Data rows>
▼

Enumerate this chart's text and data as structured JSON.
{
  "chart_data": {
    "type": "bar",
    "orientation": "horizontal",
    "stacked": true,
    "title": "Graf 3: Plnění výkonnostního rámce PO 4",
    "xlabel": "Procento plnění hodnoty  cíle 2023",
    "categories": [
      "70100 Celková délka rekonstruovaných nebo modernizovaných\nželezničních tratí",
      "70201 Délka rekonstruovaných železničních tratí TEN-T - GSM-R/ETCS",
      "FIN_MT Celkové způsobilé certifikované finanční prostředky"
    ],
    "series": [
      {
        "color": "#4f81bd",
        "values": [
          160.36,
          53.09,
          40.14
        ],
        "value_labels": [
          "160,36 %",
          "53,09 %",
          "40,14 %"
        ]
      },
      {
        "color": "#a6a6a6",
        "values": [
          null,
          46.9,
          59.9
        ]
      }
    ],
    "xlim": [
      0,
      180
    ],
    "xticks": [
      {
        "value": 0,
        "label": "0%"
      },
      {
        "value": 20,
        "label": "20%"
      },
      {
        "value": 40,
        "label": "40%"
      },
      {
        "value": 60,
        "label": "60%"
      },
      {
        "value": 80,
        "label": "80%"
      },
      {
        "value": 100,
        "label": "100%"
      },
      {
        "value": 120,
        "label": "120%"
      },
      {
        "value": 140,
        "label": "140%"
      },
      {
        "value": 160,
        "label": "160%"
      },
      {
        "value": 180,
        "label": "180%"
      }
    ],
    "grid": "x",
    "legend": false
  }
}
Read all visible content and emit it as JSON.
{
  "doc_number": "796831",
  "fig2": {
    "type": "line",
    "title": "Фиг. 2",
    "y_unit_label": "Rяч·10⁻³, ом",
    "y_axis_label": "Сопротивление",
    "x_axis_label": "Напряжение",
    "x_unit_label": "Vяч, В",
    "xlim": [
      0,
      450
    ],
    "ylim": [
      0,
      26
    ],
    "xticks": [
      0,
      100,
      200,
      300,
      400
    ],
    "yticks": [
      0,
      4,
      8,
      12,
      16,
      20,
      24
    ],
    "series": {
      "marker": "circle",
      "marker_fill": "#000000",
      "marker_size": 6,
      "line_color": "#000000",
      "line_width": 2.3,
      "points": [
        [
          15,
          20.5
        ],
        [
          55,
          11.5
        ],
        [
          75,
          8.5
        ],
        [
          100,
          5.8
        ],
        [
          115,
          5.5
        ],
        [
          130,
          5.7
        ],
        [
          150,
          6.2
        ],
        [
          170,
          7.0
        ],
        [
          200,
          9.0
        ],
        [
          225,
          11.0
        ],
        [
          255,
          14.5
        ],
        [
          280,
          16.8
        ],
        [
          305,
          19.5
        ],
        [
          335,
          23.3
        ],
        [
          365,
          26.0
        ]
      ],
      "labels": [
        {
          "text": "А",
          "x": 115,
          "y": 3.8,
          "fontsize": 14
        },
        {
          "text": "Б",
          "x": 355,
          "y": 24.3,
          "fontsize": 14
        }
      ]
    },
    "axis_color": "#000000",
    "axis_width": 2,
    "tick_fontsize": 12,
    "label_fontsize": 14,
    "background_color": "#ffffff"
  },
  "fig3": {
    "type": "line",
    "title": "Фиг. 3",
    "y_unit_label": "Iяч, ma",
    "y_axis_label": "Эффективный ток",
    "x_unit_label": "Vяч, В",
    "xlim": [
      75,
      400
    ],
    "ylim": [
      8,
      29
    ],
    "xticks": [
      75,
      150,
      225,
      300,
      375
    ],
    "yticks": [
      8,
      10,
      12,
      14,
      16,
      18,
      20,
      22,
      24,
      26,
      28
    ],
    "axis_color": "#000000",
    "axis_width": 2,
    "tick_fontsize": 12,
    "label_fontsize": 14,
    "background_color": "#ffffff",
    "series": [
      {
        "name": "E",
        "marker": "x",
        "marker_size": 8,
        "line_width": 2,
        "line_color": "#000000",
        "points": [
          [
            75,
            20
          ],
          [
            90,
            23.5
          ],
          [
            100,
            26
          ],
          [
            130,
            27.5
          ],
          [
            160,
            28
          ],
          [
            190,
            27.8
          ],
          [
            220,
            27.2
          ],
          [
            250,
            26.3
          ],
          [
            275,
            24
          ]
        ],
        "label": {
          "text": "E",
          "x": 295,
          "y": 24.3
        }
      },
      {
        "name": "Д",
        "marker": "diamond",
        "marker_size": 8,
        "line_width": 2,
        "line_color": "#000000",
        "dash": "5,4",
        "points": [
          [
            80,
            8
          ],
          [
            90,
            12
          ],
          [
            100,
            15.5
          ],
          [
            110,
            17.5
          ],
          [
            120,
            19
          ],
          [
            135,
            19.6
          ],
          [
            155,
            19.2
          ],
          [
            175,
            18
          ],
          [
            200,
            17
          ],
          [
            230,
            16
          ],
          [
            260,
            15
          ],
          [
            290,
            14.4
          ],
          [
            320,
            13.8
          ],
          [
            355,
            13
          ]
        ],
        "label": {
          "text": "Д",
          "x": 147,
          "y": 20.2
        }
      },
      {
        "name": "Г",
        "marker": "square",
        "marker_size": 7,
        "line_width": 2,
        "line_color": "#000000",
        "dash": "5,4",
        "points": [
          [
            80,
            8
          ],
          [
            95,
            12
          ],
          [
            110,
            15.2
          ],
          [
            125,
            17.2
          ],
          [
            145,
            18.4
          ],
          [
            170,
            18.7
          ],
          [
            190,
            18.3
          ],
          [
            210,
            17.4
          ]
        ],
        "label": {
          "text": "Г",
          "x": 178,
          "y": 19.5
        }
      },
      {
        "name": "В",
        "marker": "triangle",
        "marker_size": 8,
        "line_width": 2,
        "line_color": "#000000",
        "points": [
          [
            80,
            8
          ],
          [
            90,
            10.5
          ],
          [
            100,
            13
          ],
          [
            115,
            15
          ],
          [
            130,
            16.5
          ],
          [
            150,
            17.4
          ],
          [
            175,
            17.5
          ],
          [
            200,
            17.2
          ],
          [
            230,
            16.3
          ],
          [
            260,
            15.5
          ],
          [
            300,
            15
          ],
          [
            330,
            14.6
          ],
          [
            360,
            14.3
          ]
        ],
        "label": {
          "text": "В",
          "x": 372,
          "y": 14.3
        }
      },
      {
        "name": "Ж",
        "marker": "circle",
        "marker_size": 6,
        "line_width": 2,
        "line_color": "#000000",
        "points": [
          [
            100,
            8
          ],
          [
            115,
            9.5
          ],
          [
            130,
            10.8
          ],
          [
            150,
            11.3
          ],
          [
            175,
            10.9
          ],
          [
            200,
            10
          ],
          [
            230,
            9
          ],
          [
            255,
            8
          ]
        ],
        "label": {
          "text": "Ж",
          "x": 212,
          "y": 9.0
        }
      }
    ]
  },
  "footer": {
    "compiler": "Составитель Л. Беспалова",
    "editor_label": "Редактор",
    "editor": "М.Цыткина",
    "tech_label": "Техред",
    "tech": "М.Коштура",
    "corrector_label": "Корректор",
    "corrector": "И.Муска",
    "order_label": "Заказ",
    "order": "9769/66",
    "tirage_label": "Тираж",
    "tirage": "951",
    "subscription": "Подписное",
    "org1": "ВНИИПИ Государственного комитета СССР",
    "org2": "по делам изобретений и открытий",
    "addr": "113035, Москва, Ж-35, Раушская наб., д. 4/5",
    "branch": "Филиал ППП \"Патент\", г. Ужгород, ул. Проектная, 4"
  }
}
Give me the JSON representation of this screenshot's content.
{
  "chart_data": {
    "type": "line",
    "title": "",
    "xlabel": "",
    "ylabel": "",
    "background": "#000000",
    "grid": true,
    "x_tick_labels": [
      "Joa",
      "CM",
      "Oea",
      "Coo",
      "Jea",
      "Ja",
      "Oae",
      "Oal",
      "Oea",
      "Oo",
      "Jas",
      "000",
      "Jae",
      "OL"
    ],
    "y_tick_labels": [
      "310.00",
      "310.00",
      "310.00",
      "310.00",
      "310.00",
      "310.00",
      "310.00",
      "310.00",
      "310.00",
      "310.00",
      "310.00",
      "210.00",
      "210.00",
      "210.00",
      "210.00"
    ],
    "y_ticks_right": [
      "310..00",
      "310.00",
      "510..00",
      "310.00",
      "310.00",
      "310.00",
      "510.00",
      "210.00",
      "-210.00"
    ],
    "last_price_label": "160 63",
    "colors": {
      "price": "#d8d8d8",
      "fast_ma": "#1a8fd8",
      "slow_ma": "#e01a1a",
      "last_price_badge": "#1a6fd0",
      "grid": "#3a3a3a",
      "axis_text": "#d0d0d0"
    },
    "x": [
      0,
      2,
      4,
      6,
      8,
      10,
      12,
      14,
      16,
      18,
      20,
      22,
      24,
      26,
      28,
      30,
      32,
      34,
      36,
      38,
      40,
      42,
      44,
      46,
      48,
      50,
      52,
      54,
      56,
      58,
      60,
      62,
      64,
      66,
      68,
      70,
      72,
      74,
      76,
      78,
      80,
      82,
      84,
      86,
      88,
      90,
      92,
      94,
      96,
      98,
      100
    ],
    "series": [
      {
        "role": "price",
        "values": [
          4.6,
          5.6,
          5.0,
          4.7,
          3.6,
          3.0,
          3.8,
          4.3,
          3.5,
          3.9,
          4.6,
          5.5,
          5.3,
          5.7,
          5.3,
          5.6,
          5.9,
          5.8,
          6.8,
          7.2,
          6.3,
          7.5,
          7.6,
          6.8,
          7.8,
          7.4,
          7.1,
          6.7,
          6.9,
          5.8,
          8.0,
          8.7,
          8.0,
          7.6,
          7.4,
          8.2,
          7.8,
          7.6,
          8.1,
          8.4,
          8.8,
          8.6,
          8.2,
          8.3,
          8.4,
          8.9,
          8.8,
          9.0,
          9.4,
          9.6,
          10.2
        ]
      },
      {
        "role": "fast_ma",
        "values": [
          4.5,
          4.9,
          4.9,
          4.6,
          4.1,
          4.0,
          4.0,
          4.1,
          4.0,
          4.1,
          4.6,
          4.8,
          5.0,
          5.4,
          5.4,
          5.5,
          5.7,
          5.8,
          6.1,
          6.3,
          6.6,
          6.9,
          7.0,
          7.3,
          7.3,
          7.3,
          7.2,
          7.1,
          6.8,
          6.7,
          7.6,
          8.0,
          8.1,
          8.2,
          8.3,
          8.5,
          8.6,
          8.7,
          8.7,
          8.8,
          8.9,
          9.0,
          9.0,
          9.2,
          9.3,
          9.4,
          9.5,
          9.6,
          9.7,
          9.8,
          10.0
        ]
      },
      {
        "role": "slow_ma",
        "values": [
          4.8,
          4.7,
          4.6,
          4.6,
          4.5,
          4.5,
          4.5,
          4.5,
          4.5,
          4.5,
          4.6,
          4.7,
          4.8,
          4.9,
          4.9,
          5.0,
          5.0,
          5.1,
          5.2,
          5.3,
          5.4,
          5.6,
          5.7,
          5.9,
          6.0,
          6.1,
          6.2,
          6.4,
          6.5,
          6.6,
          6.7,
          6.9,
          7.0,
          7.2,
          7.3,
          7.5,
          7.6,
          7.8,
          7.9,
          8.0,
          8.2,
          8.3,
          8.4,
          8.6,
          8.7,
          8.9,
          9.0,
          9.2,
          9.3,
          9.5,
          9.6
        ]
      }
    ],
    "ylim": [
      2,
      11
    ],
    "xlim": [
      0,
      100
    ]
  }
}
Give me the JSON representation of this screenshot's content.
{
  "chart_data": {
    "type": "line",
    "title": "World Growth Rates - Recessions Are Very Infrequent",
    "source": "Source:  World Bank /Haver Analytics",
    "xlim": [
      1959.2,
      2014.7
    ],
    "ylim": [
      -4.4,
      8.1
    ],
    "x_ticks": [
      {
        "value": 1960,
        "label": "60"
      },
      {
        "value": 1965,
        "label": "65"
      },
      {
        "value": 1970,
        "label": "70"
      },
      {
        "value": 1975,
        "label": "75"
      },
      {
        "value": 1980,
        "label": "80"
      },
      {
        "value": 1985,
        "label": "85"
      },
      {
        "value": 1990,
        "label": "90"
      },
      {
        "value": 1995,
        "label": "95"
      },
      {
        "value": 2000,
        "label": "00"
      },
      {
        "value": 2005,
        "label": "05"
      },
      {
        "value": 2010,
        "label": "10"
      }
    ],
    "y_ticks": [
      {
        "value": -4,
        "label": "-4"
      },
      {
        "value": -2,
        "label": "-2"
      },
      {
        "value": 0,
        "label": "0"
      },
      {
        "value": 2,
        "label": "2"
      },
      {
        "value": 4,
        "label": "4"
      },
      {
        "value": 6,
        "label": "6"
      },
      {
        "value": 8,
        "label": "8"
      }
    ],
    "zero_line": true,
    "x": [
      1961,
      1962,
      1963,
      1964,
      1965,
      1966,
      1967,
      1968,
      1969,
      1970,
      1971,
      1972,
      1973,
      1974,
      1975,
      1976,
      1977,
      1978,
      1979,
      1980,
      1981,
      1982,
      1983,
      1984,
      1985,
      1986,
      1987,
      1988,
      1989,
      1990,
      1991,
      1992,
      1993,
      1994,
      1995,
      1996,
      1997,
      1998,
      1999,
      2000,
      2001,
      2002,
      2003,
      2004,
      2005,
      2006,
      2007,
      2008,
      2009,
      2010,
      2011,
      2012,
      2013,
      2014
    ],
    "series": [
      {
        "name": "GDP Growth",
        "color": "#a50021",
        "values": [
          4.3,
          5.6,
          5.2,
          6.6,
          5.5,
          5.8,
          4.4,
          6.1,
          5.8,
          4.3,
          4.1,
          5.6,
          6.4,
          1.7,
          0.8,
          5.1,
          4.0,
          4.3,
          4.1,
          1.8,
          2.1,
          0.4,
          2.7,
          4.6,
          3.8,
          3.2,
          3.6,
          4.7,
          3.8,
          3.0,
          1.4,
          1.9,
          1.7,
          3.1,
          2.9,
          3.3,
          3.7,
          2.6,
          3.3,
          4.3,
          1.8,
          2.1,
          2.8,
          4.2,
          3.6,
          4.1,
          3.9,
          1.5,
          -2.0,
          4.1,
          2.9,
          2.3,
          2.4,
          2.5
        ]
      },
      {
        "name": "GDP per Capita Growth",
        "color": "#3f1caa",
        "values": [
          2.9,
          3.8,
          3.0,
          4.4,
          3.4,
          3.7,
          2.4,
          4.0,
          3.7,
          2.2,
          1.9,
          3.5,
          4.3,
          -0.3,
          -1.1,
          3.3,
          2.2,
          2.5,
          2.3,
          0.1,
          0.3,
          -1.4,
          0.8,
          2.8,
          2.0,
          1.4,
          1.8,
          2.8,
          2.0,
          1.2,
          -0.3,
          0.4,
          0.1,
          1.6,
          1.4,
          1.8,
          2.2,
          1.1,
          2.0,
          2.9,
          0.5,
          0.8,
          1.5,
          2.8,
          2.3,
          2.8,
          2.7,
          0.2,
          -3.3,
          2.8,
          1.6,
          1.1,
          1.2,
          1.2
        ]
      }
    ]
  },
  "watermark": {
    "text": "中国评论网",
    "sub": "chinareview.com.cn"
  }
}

▲

Stated task>
Find the word "World" in the entries above and gather every line that holds it.

Reply to the task>
    "title": "World Growth Rates - Recessions Are Very Infrequent",
    "source": "Source:  World Bank /Haver Analytics",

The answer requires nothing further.